Requirements:
Write out each line in which the string "Roughness" is present.

------

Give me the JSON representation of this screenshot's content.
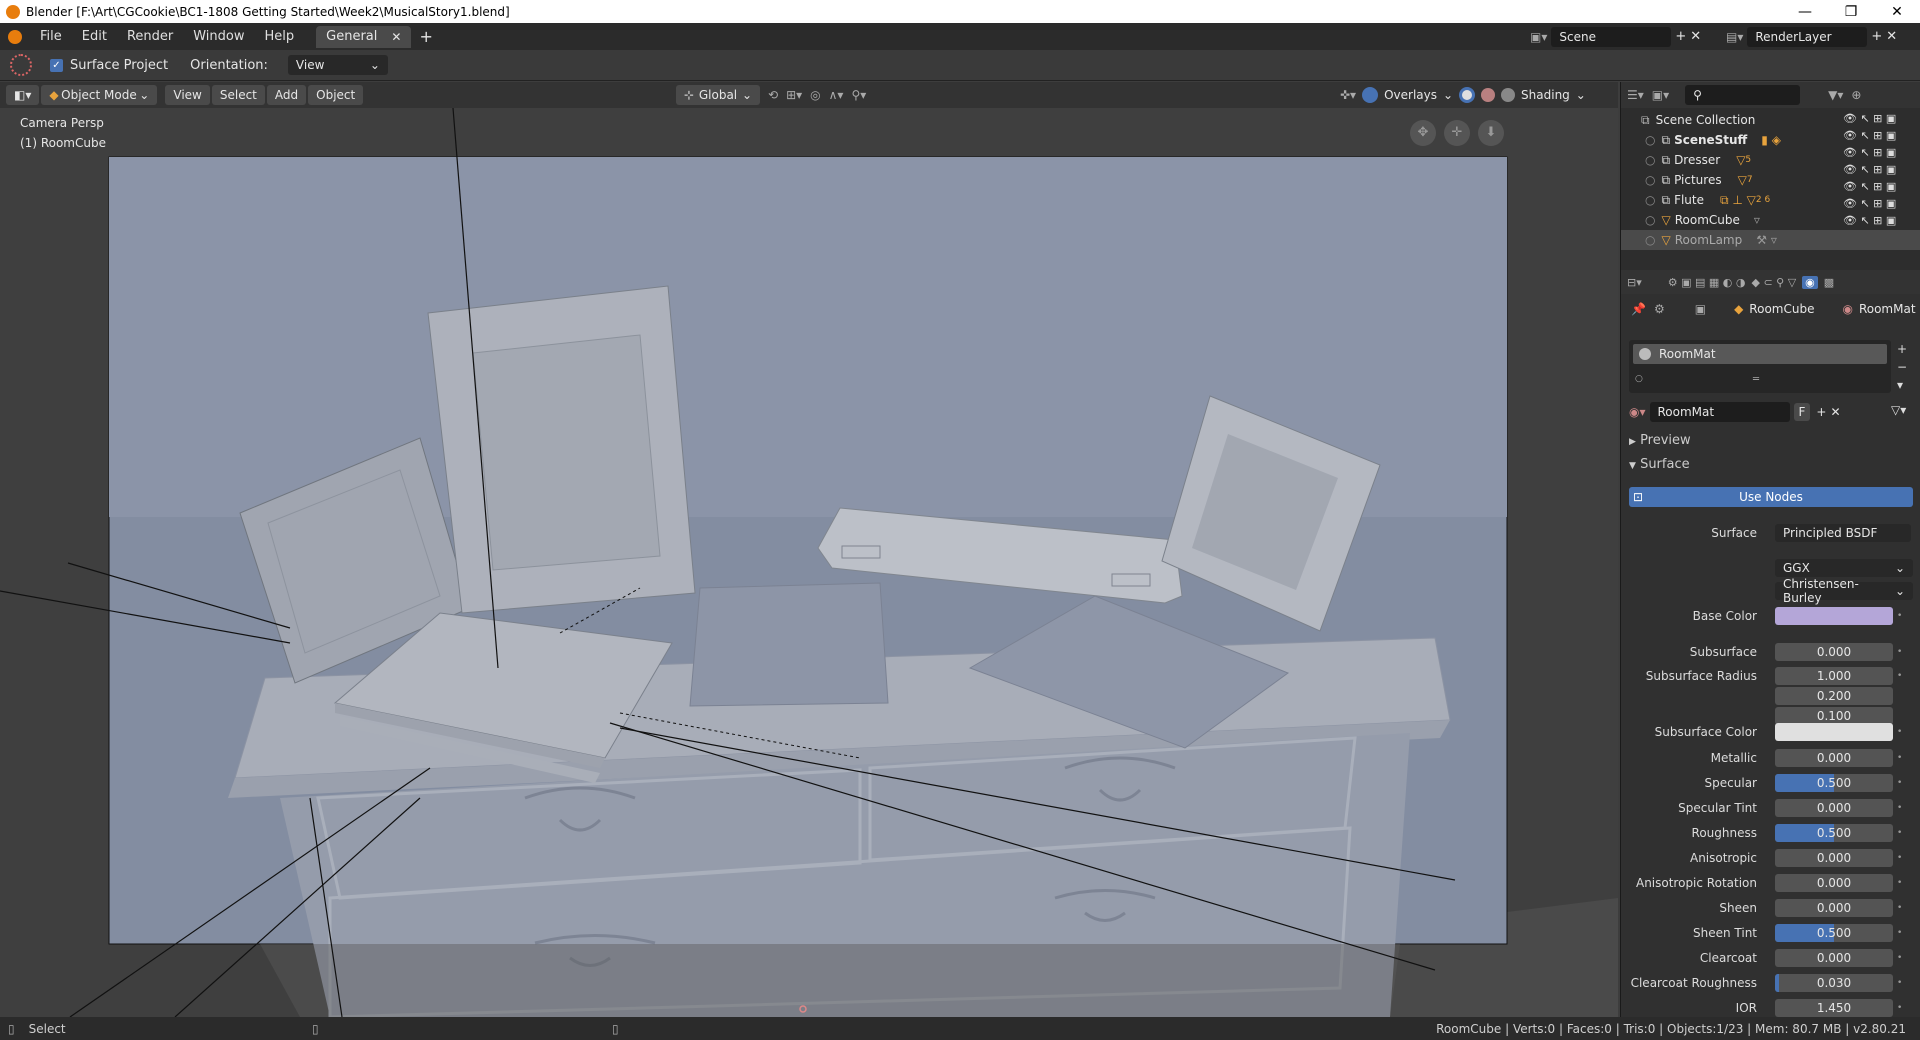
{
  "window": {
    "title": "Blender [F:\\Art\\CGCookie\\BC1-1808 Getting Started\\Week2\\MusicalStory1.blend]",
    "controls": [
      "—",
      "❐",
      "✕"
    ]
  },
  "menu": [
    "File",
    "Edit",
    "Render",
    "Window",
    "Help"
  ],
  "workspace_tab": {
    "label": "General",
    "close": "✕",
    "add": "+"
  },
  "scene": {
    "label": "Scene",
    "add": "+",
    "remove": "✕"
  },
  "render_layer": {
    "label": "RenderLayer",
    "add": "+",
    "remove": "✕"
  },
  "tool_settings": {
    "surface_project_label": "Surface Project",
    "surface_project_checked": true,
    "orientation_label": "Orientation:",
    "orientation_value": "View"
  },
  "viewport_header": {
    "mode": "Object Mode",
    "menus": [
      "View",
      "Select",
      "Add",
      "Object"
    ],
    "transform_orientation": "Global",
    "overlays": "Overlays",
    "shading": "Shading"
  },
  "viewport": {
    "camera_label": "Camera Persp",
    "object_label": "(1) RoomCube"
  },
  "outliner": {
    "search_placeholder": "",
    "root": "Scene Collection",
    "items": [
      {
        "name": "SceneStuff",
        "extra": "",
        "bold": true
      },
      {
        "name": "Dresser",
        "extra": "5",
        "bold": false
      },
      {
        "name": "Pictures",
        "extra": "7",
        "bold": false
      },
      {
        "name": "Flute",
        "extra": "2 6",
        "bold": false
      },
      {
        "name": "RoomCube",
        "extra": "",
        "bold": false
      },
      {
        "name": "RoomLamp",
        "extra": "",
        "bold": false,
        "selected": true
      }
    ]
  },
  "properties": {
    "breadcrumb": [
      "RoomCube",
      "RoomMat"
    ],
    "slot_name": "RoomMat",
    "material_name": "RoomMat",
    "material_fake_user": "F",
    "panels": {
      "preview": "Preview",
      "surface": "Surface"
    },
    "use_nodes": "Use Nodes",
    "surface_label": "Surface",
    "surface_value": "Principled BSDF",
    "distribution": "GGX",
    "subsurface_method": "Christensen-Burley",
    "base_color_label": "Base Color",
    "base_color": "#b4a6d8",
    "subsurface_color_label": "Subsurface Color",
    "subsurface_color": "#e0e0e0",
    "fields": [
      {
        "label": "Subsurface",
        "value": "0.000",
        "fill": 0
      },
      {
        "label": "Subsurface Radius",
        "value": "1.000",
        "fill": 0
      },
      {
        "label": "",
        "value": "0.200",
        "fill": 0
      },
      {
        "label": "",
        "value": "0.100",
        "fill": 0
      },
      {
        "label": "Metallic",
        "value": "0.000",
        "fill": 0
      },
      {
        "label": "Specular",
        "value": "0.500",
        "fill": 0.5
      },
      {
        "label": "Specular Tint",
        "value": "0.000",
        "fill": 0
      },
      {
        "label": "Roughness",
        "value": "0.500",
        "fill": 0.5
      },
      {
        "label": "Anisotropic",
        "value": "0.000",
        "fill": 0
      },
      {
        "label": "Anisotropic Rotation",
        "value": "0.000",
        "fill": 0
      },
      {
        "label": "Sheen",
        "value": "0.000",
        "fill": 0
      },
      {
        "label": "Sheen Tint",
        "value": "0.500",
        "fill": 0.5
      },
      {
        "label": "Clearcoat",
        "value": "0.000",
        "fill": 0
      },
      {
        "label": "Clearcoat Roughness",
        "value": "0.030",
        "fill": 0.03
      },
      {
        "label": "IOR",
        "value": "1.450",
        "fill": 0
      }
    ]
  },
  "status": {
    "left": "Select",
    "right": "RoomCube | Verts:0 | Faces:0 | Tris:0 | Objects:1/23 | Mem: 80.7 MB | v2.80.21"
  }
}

------

Full output:
        "label": "Roughness",
        "label": "Clearcoat Roughness",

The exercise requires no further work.